▶ [WORK INSTRUCTIONS]: Your task is to locate every line holding the string "λήψεων" and to copy each of them.

## Begin DATA FOR THIS EXERCISE

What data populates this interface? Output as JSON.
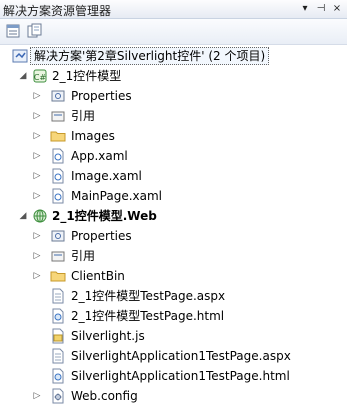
{
  "window": {
    "title": "解决方案资源管理器",
    "controls": [
      "▾",
      "⊣",
      "×"
    ]
  },
  "toolbar": {
    "buttons": [
      {
        "name": "properties-icon"
      },
      {
        "name": "show-all-files-icon"
      }
    ]
  },
  "tree": {
    "solution": "解决方案'第2章Silverlight控件' (2 个项目)",
    "project1": {
      "label": "2_1控件模型",
      "items": [
        {
          "label": "Properties",
          "icon": "properties-folder-icon",
          "expandable": true
        },
        {
          "label": "引用",
          "icon": "references-icon",
          "expandable": true
        },
        {
          "label": "Images",
          "icon": "folder-icon",
          "expandable": true
        },
        {
          "label": "App.xaml",
          "icon": "xaml-file-icon",
          "expandable": true
        },
        {
          "label": "Image.xaml",
          "icon": "xaml-file-icon",
          "expandable": true
        },
        {
          "label": "MainPage.xaml",
          "icon": "xaml-file-icon",
          "expandable": true
        }
      ]
    },
    "project2": {
      "label": "2_1控件模型.Web",
      "items": [
        {
          "label": "Properties",
          "icon": "properties-folder-icon",
          "expandable": true
        },
        {
          "label": "引用",
          "icon": "references-icon",
          "expandable": true
        },
        {
          "label": "ClientBin",
          "icon": "folder-icon",
          "expandable": true
        },
        {
          "label": "2_1控件模型TestPage.aspx",
          "icon": "aspx-file-icon",
          "expandable": false
        },
        {
          "label": "2_1控件模型TestPage.html",
          "icon": "html-file-icon",
          "expandable": false
        },
        {
          "label": "Silverlight.js",
          "icon": "js-file-icon",
          "expandable": false
        },
        {
          "label": "SilverlightApplication1TestPage.aspx",
          "icon": "aspx-file-icon",
          "expandable": false
        },
        {
          "label": "SilverlightApplication1TestPage.html",
          "icon": "html-file-icon",
          "expandable": false
        },
        {
          "label": "Web.config",
          "icon": "config-file-icon",
          "expandable": true
        }
      ]
    }
  }
}
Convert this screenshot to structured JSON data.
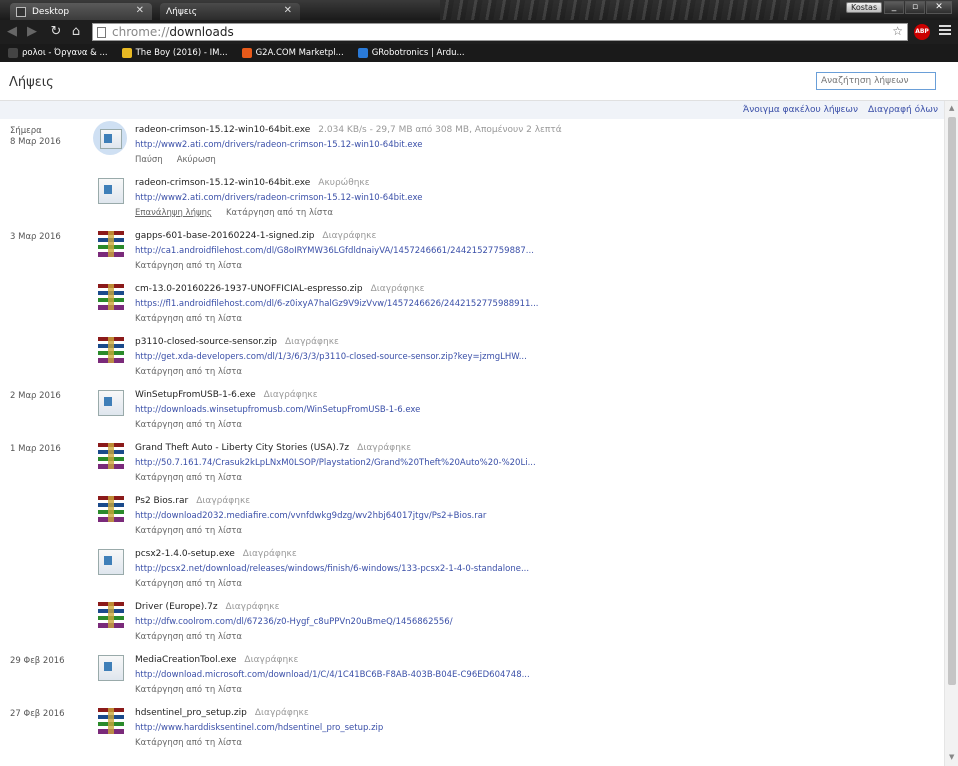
{
  "window": {
    "tabs": [
      {
        "label": "Desktop",
        "active": false
      },
      {
        "label": "Λήψεις",
        "active": true
      }
    ],
    "user": "Kostas",
    "controls": {
      "minimize": "_",
      "maximize": "▫",
      "close": "✕"
    }
  },
  "toolbar": {
    "url_scheme": "chrome://",
    "url_path": "downloads",
    "abp_label": "ABP"
  },
  "bookmarks": [
    {
      "label": "ρολοι - Όργανα & ...",
      "icon": "generic-icon",
      "color": "#444444"
    },
    {
      "label": "The Boy (2016) - IM...",
      "icon": "imdb-icon",
      "color": "#e8b923"
    },
    {
      "label": "G2A.COM Marketpl...",
      "icon": "g2a-icon",
      "color": "#e85a1a"
    },
    {
      "label": "GRobotronics | Ardu...",
      "icon": "grobotronics-icon",
      "color": "#2a7ad8"
    }
  ],
  "page": {
    "title": "Λήψεις",
    "search_placeholder": "Αναζήτηση λήψεων",
    "open_folder": "Άνοιγμα φακέλου λήψεων",
    "clear_all": "Διαγραφή όλων"
  },
  "downloads": [
    {
      "date1": "Σήμερα",
      "date2": "8 Μαρ 2016",
      "icon": "exe-progress",
      "name": "radeon-crimson-15.12-win10-64bit.exe",
      "status": "2.034 KB/s - 29,7 MB από 308 MB, Απομένουν 2 λεπτά",
      "url": "http://www2.ati.com/drivers/radeon-crimson-15.12-win10-64bit.exe",
      "actions": [
        "Παύση",
        "Ακύρωση"
      ]
    },
    {
      "date1": "",
      "date2": "",
      "icon": "exe",
      "name": "radeon-crimson-15.12-win10-64bit.exe",
      "status": "Ακυρώθηκε",
      "url": "http://www2.ati.com/drivers/radeon-crimson-15.12-win10-64bit.exe",
      "actions": [
        "Επανάληψη λήψης",
        "Κατάργηση από τη λίστα"
      ]
    },
    {
      "date1": "3 Μαρ 2016",
      "date2": "",
      "icon": "zip",
      "name": "gapps-601-base-20160224-1-signed.zip",
      "status": "Διαγράφηκε",
      "url": "http://ca1.androidfilehost.com/dl/G8oIRYMW36LGfdldnaiyVA/1457246661/24421527759887...",
      "actions": [
        "Κατάργηση από τη λίστα"
      ]
    },
    {
      "date1": "",
      "date2": "",
      "icon": "zip",
      "name": "cm-13.0-20160226-1937-UNOFFICIAL-espresso.zip",
      "status": "Διαγράφηκε",
      "url": "https://fl1.androidfilehost.com/dl/6-z0ixyA7halGz9V9izVvw/1457246626/2442152775988911...",
      "actions": [
        "Κατάργηση από τη λίστα"
      ]
    },
    {
      "date1": "",
      "date2": "",
      "icon": "zip",
      "name": "p3110-closed-source-sensor.zip",
      "status": "Διαγράφηκε",
      "url": "http://get.xda-developers.com/dl/1/3/6/3/3/p3110-closed-source-sensor.zip?key=jzmgLHW...",
      "actions": [
        "Κατάργηση από τη λίστα"
      ]
    },
    {
      "date1": "2 Μαρ 2016",
      "date2": "",
      "icon": "exe",
      "name": "WinSetupFromUSB-1-6.exe",
      "status": "Διαγράφηκε",
      "url": "http://downloads.winsetupfromusb.com/WinSetupFromUSB-1-6.exe",
      "actions": [
        "Κατάργηση από τη λίστα"
      ]
    },
    {
      "date1": "1 Μαρ 2016",
      "date2": "",
      "icon": "zip",
      "name": "Grand Theft Auto - Liberty City Stories (USA).7z",
      "status": "Διαγράφηκε",
      "url": "http://50.7.161.74/Crasuk2kLpLNxM0LSOP/Playstation2/Grand%20Theft%20Auto%20-%20Li...",
      "actions": [
        "Κατάργηση από τη λίστα"
      ]
    },
    {
      "date1": "",
      "date2": "",
      "icon": "zip",
      "name": "Ps2 Bios.rar",
      "status": "Διαγράφηκε",
      "url": "http://download2032.mediafire.com/vvnfdwkg9dzg/wv2hbj64017jtgv/Ps2+Bios.rar",
      "actions": [
        "Κατάργηση από τη λίστα"
      ]
    },
    {
      "date1": "",
      "date2": "",
      "icon": "exe",
      "name": "pcsx2-1.4.0-setup.exe",
      "status": "Διαγράφηκε",
      "url": "http://pcsx2.net/download/releases/windows/finish/6-windows/133-pcsx2-1-4-0-standalone...",
      "actions": [
        "Κατάργηση από τη λίστα"
      ]
    },
    {
      "date1": "",
      "date2": "",
      "icon": "zip",
      "name": "Driver (Europe).7z",
      "status": "Διαγράφηκε",
      "url": "http://dfw.coolrom.com/dl/67236/z0-Hygf_c8uPPVn20uBmeQ/1456862556/",
      "actions": [
        "Κατάργηση από τη λίστα"
      ]
    },
    {
      "date1": "29 Φεβ 2016",
      "date2": "",
      "icon": "exe",
      "name": "MediaCreationTool.exe",
      "status": "Διαγράφηκε",
      "url": "http://download.microsoft.com/download/1/C/4/1C41BC6B-F8AB-403B-B04E-C96ED604748...",
      "actions": [
        "Κατάργηση από τη λίστα"
      ]
    },
    {
      "date1": "27 Φεβ 2016",
      "date2": "",
      "icon": "zip",
      "name": "hdsentinel_pro_setup.zip",
      "status": "Διαγράφηκε",
      "url": "http://www.harddisksentinel.com/hdsentinel_pro_setup.zip",
      "actions": [
        "Κατάργηση από τη λίστα"
      ]
    }
  ]
}
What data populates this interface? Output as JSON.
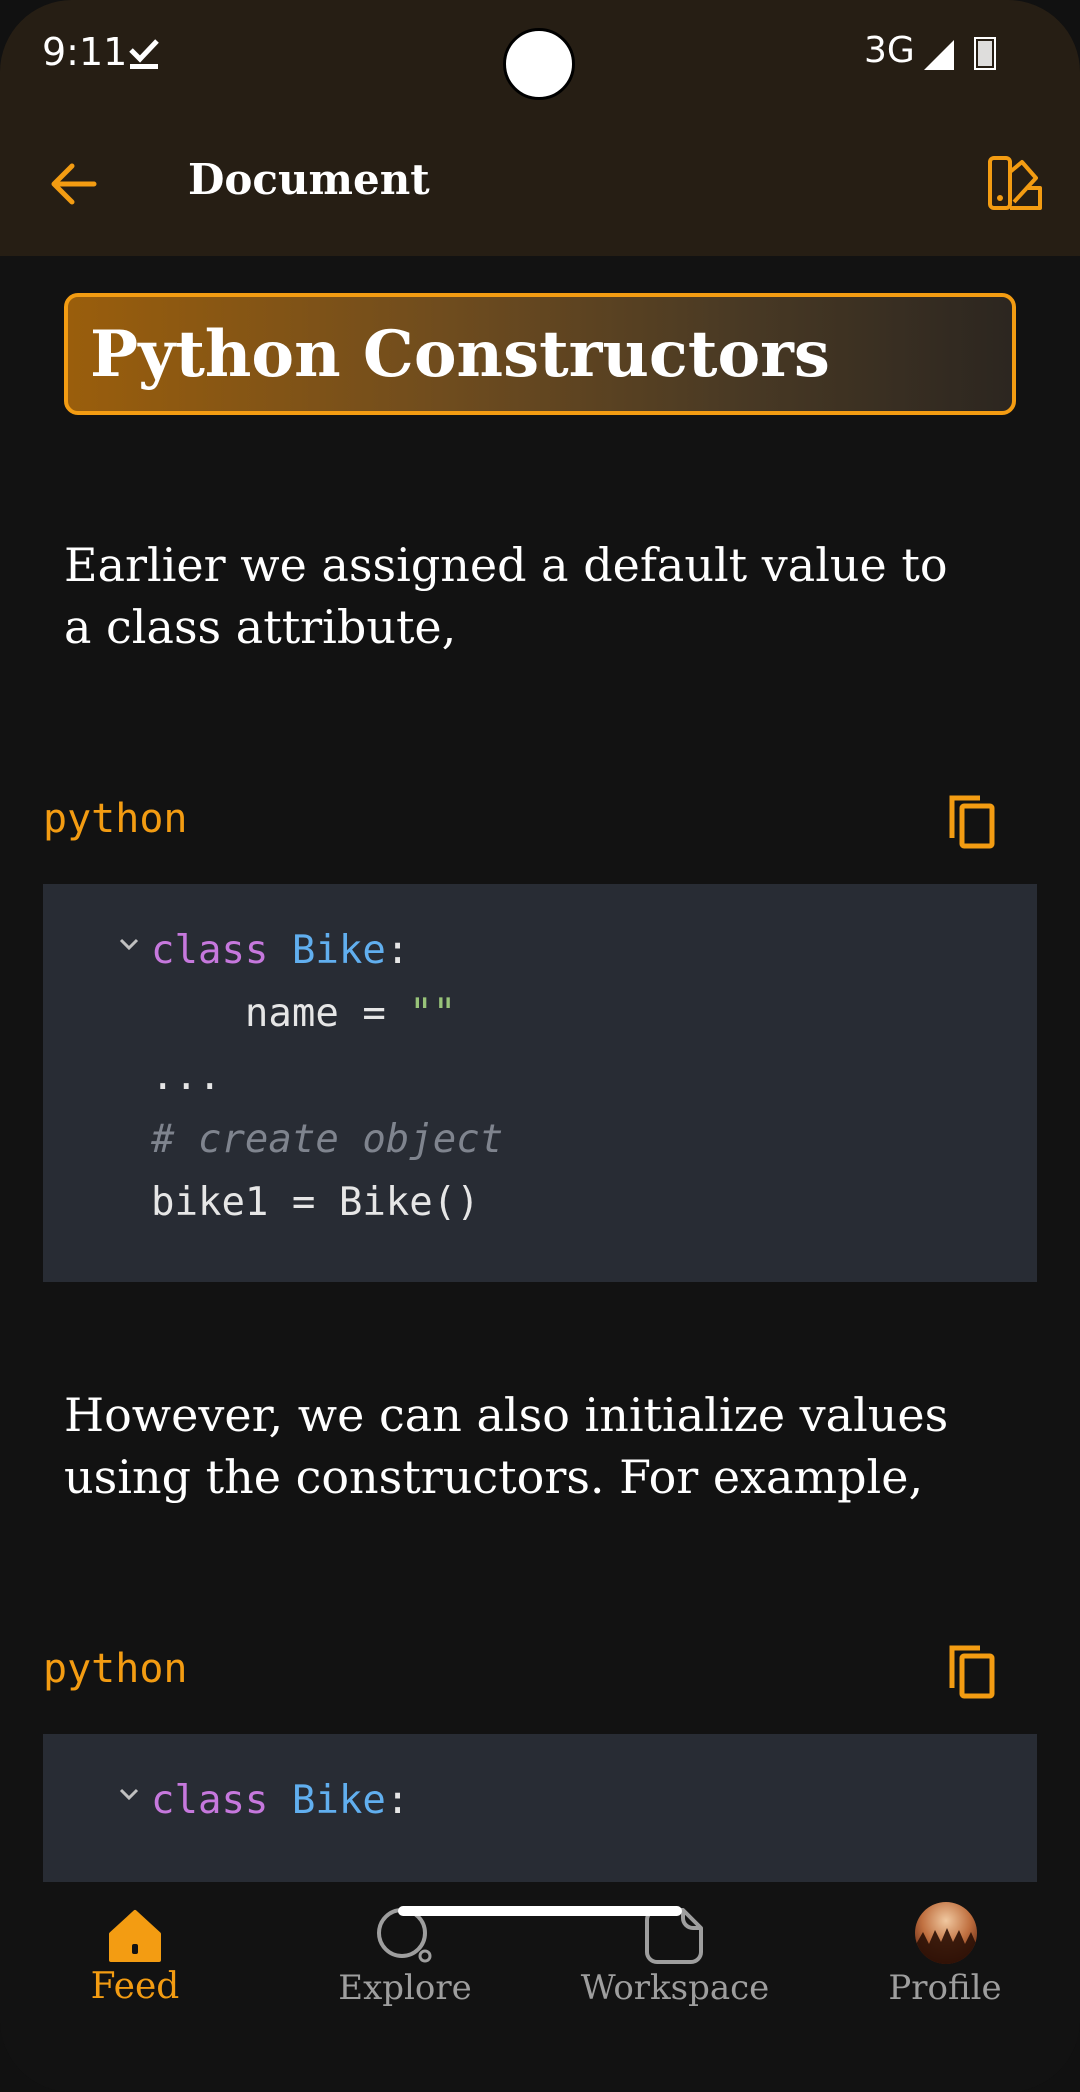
{
  "status_bar": {
    "time": "9:11",
    "network": "3G"
  },
  "app_bar": {
    "title": "Document",
    "back_icon": "arrow-left-icon",
    "theme_icon": "palette-icon"
  },
  "document": {
    "title": "Python Constructors",
    "paragraphs": [
      "Earlier we assigned a default value to a class attribute,",
      "However, we can also initialize values using the constructors. For example,"
    ],
    "code_blocks": [
      {
        "language": "python",
        "lines": {
          "l1_kw": "class",
          "l1_cls": "Bike",
          "l1_rest": ":",
          "l2_a": "    name = ",
          "l2_str": "\"\"",
          "l3": "...",
          "l4": "# create object",
          "l5": "bike1 = Bike()"
        }
      },
      {
        "language": "python",
        "lines": {
          "l1_kw": "class",
          "l1_cls": "Bike",
          "l1_rest": ":"
        }
      }
    ]
  },
  "bottom_nav": {
    "items": [
      {
        "label": "Feed",
        "icon": "home-icon",
        "active": true
      },
      {
        "label": "Explore",
        "icon": "search-icon",
        "active": false
      },
      {
        "label": "Workspace",
        "icon": "note-icon",
        "active": false
      },
      {
        "label": "Profile",
        "icon": "avatar",
        "active": false
      }
    ]
  },
  "colors": {
    "accent": "#f39c12",
    "app_bar_bg": "#261e14",
    "background": "#121212",
    "code_bg": "#282c34",
    "keyword": "#c678dd",
    "class_name": "#61afef",
    "string": "#98c379",
    "comment": "#7f848e"
  }
}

## End DATA FOR THIS EXERCISE

▶ [WRITTEN ANSWER]:
    "search_placeholder": "Αναζήτηση λήψεων",
    "open_folder": "Άνοιγμα φακέλου λήψεων",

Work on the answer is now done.